WHAT IS EXPECTED —
Write the data out again exactly, dropping any images it holds.

RECORDS PROVIDED —

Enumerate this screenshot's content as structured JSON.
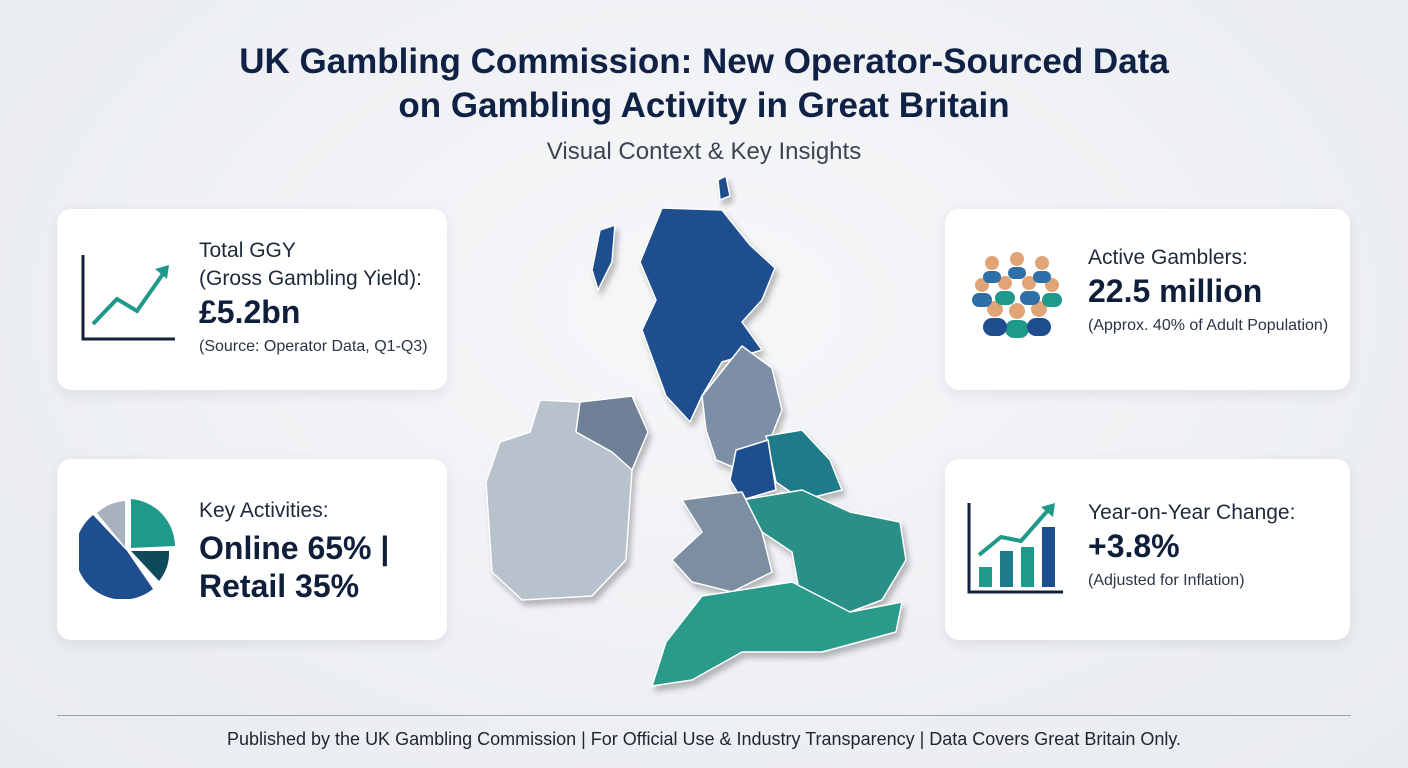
{
  "header": {
    "title_lines": [
      "UK Gambling Commission: New Operator-Sourced Data",
      "on Gambling Activity in Great Britain"
    ],
    "subtitle": "Visual Context & Key Insights"
  },
  "cards": [
    {
      "label_lines": [
        "Total GGY",
        "(Gross Gambling Yield):"
      ],
      "value_lines": [
        "£5.2bn"
      ],
      "note": "(Source: Operator Data, Q1-Q3)"
    },
    {
      "label_lines": [
        "Key Activities:"
      ],
      "value_lines": [
        "Online 65% |",
        "Retail 35%"
      ]
    },
    {
      "label_lines": [
        "Active Gamblers:"
      ],
      "value_lines": [
        "22.5 million"
      ],
      "note": "(Approx. 40% of Adult Population)"
    },
    {
      "label_lines": [
        "Year-on-Year Change:"
      ],
      "value_lines": [
        "+3.8%"
      ],
      "note": "(Adjusted for Inflation)"
    }
  ],
  "footer": "Published by the UK Gambling Commission | For Official Use & Industry Transparency | Data Covers Great Britain Only."
}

REPLY TO THE EXERCISE —
Enumerate this screenshot's content as structured JSON.
{
  "header": {
    "title_lines": [
      "UK Gambling Commission: New Operator-Sourced Data",
      "on Gambling Activity in Great Britain"
    ],
    "subtitle": "Visual Context & Key Insights"
  },
  "cards": [
    {
      "label_lines": [
        "Total GGY",
        "(Gross Gambling Yield):"
      ],
      "value_lines": [
        "£5.2bn"
      ],
      "note": "(Source: Operator Data, Q1-Q3)"
    },
    {
      "label_lines": [
        "Key Activities:"
      ],
      "value_lines": [
        "Online 65% |",
        "Retail 35%"
      ]
    },
    {
      "label_lines": [
        "Active Gamblers:"
      ],
      "value_lines": [
        "22.5 million"
      ],
      "note": "(Approx. 40% of Adult Population)"
    },
    {
      "label_lines": [
        "Year-on-Year Change:"
      ],
      "value_lines": [
        "+3.8%"
      ],
      "note": "(Adjusted for Inflation)"
    }
  ],
  "footer": "Published by the UK Gambling Commission | For Official Use & Industry Transparency | Data Covers Great Britain Only."
}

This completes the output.